Кроме общеизвестных стихов он читал еще и стихи каких-то новых, совершенно непонятных нам поэтов, а также свои собственные, которые мы выслушивали с большим вниманием, изо всех сил стараясь что-то разобрать в хаосе фраз, казалось, без всякого ладу и складу поставленных рядом. «…Хлестать моноклем взмыленный зал, скачущий вдаль…» — что это? — спрашивали мы Вадима. Оказывается, это какой-то человек, вроде, скажем, Евгения Онегина, смотрит в монокль на зал, полный танцующих дам в пышных кружевных платьях. Отсюда слово «взмыленный», то есть весь в пене. «Скачущий вдаль» — ну, это можно понять, что танцующие несутся в вихре мазурки, что ли. Уносятся вдаль, — зал-то большой.

«…Любовью взлохмаченные ресницы…», «…нежность, сорвавшаяся под откос», «нежностью развороченные шпалы» — все эти образы производили на нас совсем не то впечатление, на которое рассчитывал поэт.

▶ **ИСХОДНЫЕ ДАННЫЕ**:
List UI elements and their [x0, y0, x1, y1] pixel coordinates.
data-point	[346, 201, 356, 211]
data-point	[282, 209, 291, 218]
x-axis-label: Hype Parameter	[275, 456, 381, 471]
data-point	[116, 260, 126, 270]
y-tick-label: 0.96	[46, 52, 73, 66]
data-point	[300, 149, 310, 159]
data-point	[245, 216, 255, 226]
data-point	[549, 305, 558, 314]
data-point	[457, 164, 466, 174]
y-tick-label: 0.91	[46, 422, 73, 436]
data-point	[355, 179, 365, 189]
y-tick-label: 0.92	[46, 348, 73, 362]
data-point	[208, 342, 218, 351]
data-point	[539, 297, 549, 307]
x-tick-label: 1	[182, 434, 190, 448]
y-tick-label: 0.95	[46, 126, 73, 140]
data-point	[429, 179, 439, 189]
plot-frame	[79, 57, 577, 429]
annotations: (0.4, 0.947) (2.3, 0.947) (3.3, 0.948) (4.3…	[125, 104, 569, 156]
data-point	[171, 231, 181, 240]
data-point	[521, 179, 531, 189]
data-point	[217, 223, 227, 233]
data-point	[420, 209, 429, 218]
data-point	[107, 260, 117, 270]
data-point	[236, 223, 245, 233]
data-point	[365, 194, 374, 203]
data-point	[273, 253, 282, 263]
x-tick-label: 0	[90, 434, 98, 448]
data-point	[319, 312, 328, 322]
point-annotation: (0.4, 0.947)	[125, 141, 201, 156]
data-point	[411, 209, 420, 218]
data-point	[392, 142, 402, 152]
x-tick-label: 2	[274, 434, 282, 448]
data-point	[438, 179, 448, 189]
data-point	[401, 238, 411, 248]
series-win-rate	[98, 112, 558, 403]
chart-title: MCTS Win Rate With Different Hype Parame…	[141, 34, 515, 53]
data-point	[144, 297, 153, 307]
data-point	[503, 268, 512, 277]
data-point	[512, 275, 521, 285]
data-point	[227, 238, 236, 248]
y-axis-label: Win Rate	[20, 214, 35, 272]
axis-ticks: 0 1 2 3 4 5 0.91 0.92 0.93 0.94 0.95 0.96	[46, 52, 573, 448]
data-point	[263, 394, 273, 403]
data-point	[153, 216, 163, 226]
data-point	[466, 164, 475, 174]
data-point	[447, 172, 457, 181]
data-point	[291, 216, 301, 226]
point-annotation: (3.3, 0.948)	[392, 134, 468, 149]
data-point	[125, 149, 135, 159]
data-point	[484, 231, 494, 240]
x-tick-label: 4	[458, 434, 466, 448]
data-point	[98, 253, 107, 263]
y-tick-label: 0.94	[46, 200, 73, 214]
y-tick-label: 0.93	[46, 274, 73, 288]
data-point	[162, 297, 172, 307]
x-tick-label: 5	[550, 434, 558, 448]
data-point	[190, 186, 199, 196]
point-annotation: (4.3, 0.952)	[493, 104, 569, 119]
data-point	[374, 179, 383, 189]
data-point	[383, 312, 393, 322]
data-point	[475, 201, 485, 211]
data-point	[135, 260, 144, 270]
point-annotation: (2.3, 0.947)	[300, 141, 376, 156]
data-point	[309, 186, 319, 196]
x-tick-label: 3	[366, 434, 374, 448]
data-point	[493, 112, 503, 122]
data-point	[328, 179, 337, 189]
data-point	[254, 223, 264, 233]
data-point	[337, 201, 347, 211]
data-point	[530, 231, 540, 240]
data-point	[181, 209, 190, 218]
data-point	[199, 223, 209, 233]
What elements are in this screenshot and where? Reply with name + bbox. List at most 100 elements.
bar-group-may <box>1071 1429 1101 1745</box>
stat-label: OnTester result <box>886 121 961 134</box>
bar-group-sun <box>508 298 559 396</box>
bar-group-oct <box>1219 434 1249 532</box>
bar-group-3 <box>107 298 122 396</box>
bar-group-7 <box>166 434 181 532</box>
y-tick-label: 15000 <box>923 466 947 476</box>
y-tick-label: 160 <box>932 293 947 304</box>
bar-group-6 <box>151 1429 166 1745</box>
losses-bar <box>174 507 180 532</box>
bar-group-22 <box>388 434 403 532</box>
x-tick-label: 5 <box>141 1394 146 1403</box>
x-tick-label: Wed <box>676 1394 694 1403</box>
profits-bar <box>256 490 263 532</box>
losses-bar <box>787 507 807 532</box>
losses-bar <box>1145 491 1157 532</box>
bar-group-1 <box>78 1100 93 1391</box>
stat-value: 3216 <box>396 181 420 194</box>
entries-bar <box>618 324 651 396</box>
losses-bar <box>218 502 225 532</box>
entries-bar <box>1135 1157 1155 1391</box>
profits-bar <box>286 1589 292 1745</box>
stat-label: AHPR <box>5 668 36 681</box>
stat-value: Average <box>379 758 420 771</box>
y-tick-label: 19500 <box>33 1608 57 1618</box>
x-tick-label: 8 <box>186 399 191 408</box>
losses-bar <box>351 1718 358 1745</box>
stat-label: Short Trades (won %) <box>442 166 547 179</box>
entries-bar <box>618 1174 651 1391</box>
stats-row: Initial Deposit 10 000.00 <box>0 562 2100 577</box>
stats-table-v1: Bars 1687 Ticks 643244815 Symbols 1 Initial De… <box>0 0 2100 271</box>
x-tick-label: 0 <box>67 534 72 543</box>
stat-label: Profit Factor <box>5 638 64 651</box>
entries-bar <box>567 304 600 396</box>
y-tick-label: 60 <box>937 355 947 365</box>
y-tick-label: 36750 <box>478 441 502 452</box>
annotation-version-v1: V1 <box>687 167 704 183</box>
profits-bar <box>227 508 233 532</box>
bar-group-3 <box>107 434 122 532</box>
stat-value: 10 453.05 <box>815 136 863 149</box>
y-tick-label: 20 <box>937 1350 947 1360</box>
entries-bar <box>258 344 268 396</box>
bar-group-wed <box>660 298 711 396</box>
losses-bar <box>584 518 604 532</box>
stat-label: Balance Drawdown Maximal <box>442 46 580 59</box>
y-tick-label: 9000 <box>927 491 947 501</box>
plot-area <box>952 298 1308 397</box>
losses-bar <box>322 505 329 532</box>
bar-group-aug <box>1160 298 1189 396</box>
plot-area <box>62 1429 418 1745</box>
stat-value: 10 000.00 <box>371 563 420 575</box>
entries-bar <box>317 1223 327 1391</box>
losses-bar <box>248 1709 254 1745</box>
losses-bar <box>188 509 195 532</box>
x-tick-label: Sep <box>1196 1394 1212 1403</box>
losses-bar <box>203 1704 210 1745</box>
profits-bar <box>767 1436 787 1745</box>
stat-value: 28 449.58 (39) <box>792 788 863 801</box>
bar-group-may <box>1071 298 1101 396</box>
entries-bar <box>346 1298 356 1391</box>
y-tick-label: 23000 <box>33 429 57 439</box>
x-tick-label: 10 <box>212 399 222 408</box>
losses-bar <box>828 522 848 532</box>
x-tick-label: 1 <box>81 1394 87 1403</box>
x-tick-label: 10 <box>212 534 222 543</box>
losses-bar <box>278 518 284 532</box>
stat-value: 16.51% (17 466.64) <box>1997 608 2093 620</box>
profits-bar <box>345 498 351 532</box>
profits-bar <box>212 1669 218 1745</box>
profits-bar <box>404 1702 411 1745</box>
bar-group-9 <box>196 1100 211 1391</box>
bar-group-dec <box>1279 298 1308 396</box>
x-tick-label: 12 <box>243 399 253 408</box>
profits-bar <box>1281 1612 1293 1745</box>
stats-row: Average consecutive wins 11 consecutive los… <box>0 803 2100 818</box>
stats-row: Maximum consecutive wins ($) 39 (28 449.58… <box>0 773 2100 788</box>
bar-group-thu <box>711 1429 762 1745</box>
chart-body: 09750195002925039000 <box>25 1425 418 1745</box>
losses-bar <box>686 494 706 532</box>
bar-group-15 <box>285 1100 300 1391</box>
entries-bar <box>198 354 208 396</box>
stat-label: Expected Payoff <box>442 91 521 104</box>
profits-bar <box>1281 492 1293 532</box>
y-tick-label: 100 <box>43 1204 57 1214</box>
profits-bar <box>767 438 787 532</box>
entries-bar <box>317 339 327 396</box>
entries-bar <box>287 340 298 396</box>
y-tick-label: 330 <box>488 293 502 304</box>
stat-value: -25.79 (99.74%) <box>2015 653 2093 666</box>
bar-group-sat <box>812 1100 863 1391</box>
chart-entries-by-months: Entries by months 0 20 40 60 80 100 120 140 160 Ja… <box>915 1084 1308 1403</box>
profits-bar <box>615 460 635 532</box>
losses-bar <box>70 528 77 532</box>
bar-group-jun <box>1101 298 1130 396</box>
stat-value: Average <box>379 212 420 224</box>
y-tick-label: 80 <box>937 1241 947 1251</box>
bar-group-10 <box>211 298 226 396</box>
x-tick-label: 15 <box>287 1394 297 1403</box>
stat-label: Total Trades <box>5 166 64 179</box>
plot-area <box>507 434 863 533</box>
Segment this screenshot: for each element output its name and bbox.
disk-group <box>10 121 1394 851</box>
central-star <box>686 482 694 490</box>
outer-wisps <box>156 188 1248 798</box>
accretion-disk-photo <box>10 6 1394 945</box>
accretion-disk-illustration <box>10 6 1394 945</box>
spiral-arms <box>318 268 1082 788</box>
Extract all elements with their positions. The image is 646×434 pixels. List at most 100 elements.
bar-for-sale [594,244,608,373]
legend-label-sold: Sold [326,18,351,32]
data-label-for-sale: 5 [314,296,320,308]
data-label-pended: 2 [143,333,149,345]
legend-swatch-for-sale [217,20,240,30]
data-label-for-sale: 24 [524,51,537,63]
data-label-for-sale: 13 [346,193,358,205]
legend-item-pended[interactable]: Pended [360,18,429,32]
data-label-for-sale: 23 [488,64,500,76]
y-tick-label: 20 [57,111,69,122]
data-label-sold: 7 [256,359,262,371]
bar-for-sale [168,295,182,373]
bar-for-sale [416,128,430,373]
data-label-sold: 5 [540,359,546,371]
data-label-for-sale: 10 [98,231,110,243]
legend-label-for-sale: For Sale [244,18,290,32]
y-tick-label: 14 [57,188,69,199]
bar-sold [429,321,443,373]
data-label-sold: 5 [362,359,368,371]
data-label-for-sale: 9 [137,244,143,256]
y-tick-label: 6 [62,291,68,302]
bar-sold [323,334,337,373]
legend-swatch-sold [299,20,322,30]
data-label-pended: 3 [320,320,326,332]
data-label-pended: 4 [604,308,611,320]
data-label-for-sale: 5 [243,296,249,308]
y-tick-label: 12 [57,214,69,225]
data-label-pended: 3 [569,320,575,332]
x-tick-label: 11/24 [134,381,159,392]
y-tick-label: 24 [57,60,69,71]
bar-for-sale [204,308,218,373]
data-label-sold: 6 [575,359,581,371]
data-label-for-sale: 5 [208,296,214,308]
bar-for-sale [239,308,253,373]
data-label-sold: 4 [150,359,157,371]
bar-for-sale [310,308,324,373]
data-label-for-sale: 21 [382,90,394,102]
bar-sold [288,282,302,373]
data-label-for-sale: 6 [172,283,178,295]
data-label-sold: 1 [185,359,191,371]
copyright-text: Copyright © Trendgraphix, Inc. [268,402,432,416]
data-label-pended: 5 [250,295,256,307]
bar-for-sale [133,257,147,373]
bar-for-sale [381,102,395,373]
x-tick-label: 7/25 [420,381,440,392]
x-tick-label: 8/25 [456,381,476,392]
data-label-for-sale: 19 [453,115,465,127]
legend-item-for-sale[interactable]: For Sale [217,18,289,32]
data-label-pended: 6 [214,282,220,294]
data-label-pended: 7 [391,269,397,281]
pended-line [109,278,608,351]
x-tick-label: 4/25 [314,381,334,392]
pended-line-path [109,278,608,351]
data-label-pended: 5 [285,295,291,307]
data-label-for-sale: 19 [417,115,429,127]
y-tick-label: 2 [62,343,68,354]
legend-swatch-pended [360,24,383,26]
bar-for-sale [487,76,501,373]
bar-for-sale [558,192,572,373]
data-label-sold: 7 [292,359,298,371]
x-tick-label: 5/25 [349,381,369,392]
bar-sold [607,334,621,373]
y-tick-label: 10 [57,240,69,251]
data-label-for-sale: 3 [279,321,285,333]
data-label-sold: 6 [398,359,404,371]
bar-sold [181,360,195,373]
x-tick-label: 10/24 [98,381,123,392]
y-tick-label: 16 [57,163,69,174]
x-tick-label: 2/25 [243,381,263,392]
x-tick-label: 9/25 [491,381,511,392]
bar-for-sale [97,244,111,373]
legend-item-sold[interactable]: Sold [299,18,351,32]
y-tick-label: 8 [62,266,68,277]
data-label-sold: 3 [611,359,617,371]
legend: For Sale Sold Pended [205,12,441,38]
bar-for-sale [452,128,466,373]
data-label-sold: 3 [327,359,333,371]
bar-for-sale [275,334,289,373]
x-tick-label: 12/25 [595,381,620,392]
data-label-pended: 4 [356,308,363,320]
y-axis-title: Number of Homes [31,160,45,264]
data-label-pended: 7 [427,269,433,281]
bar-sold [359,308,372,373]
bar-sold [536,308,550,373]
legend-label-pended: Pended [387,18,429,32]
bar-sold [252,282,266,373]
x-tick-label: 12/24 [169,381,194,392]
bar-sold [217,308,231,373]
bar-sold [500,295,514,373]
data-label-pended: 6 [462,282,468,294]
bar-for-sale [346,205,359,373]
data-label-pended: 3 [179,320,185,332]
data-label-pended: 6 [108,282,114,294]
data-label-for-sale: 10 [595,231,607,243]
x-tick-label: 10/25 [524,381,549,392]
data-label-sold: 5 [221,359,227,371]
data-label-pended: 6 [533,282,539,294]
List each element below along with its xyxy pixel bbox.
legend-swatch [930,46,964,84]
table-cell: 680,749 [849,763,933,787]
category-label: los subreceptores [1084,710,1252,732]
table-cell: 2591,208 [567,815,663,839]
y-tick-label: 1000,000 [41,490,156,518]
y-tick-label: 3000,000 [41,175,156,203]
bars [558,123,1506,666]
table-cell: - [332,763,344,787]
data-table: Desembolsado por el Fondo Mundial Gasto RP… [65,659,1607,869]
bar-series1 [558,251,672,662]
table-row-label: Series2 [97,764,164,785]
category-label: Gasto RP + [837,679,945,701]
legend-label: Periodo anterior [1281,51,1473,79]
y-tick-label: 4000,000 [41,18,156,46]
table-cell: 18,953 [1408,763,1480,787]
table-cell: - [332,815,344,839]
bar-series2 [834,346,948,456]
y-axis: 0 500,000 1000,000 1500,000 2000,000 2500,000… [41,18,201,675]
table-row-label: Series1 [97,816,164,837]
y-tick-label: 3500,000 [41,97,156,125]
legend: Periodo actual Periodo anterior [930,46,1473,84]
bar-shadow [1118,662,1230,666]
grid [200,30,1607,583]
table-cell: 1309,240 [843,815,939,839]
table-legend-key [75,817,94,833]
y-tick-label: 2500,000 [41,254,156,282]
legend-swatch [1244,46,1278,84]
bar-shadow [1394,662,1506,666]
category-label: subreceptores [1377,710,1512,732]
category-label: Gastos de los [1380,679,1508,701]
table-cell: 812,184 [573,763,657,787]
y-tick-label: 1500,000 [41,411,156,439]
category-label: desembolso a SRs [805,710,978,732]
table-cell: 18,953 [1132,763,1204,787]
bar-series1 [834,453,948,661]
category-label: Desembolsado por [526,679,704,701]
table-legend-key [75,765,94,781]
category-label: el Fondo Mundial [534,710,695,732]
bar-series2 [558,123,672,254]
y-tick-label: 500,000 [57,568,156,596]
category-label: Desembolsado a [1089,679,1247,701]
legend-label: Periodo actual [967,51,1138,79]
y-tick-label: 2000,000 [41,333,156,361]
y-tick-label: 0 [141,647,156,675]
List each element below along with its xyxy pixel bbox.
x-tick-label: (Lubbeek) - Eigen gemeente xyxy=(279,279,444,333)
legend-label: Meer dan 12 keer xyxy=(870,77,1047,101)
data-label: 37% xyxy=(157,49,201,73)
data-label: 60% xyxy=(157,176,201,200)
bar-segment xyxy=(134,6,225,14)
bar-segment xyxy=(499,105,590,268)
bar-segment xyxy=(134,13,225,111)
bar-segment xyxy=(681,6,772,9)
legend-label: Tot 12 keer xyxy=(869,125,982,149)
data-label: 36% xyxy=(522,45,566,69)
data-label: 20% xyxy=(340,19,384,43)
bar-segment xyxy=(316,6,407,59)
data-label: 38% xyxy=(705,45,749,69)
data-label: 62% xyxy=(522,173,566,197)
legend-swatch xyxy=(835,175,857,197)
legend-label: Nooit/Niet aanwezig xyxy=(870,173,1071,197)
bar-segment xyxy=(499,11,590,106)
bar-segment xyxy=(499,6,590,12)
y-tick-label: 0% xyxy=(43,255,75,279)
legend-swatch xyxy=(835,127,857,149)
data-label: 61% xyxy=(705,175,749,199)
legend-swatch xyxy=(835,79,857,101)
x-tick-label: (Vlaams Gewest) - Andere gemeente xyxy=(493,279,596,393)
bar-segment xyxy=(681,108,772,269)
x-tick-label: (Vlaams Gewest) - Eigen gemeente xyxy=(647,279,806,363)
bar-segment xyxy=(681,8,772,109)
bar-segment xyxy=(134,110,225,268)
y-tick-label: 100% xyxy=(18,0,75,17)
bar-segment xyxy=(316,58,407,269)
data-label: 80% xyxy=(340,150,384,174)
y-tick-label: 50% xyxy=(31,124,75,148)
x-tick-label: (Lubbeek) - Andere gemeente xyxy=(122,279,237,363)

▶ **ЧТО НУЖНО СДЕЛАТЬ**:
- A) Измените строки листинга от его начала до строки с «231, 181, 240]» включительно, заменив «y-tick-label» на «y-axis-tick» и оставив всё прочее без изменений. Выведите только эти строки.
- B) Продолжите рассказ о стихах, которые читал Вадим, начиная сразу после последнего предложения.

▶ **РЕЗУЛЬТАТЫ ВЫПОЛНЕНИЯ**:
- A)
List UI elements and their [x0, y0, x1, y1] pixel coordinates.
data-point	[346, 201, 356, 211]
data-point	[282, 209, 291, 218]
x-axis-label: Hype Parameter	[275, 456, 381, 471]
data-point	[116, 260, 126, 270]
y-axis-tick: 0.96	[46, 52, 73, 66]
data-point	[300, 149, 310, 159]
data-point	[245, 216, 255, 226]
data-point	[549, 305, 558, 314]
data-point	[457, 164, 466, 174]
y-axis-tick: 0.91	[46, 422, 73, 436]
data-point	[355, 179, 365, 189]
y-axis-tick: 0.92	[46, 348, 73, 362]
data-point	[208, 342, 218, 351]
data-point	[539, 297, 549, 307]
x-tick-label: 1	[182, 434, 190, 448]
y-axis-tick: 0.95	[46, 126, 73, 140]
data-point	[429, 179, 439, 189]
plot-frame	[79, 57, 577, 429]
annotations: (0.4, 0.947) (2.3, 0.947) (3.3, 0.948) (4.3…	[125, 104, 569, 156]
data-point	[171, 231, 181, 240]

- B)
…Как шерсть дворняжки войлочные тучи,

На мокрых сучьях косолапый страх

Плетет плетень паучий…

Это нам нравилось. И эти тучи как шерсть дворняжки — это в самом деле, осенью эти серые, рваные тучи напоминают шерсть бездомной дворняги, этот косолапый страх — он действительно бесформенный, неуклюжий какой-то, это хорошо. «Плетень паучий» — уже хуже, разве только аллитерация хороша, но представить себе паука, плетущего плетень, довольно трудно.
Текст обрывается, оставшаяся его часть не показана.